AIM: Each entry below is to be given again word for word, with no pictures.
==================================================
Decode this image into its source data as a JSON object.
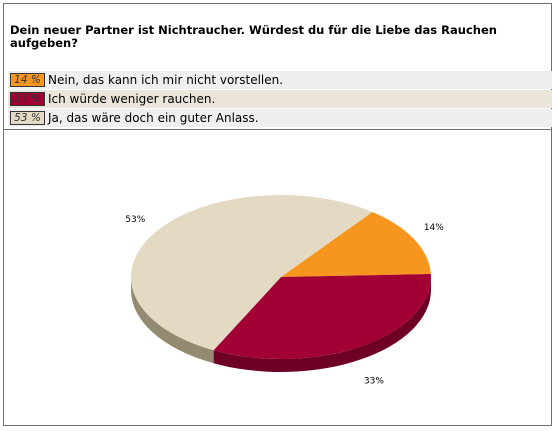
{
  "poll": {
    "question": "Dein neuer Partner ist Nichtraucher. Würdest du für die Liebe das Rauchen aufgeben?",
    "answers": [
      {
        "percent_label": "14 %",
        "text": "Nein, das kann ich mir nicht vorstellen.",
        "color": "#f6961f"
      },
      {
        "percent_label": "33 %",
        "text": "Ich würde weniger rauchen.",
        "color": "#a20035"
      },
      {
        "percent_label": "53 %",
        "text": "Ja, das wäre doch ein guter Anlass.",
        "color": "#e4dac4"
      }
    ]
  },
  "chart_data": {
    "type": "pie",
    "categories": [
      "Nein, das kann ich mir nicht vorstellen.",
      "Ich würde weniger rauchen.",
      "Ja, das wäre doch ein guter Anlass."
    ],
    "values": [
      14,
      33,
      53
    ],
    "data_labels": [
      "14%",
      "33%",
      "53%"
    ],
    "colors": [
      "#f6961f",
      "#a20035",
      "#e4dac4"
    ],
    "side_colors": [
      "#b46c12",
      "#6d0024",
      "#948a72"
    ],
    "style": "3d"
  }
}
==================================================
SOLVED PROBLEM:
Decode this image into its source data as a JSON object.
{
  "poll": {
    "question": "Dein neuer Partner ist Nichtraucher. Würdest du für die Liebe das Rauchen aufgeben?",
    "answers": [
      {
        "percent_label": "14 %",
        "text": "Nein, das kann ich mir nicht vorstellen.",
        "color": "#f6961f"
      },
      {
        "percent_label": "33 %",
        "text": "Ich würde weniger rauchen.",
        "color": "#a20035"
      },
      {
        "percent_label": "53 %",
        "text": "Ja, das wäre doch ein guter Anlass.",
        "color": "#e4dac4"
      }
    ]
  },
  "chart_data": {
    "type": "pie",
    "categories": [
      "Nein, das kann ich mir nicht vorstellen.",
      "Ich würde weniger rauchen.",
      "Ja, das wäre doch ein guter Anlass."
    ],
    "values": [
      14,
      33,
      53
    ],
    "data_labels": [
      "14%",
      "33%",
      "53%"
    ],
    "colors": [
      "#f6961f",
      "#a20035",
      "#e4dac4"
    ],
    "side_colors": [
      "#b46c12",
      "#6d0024",
      "#948a72"
    ],
    "style": "3d"
  }
}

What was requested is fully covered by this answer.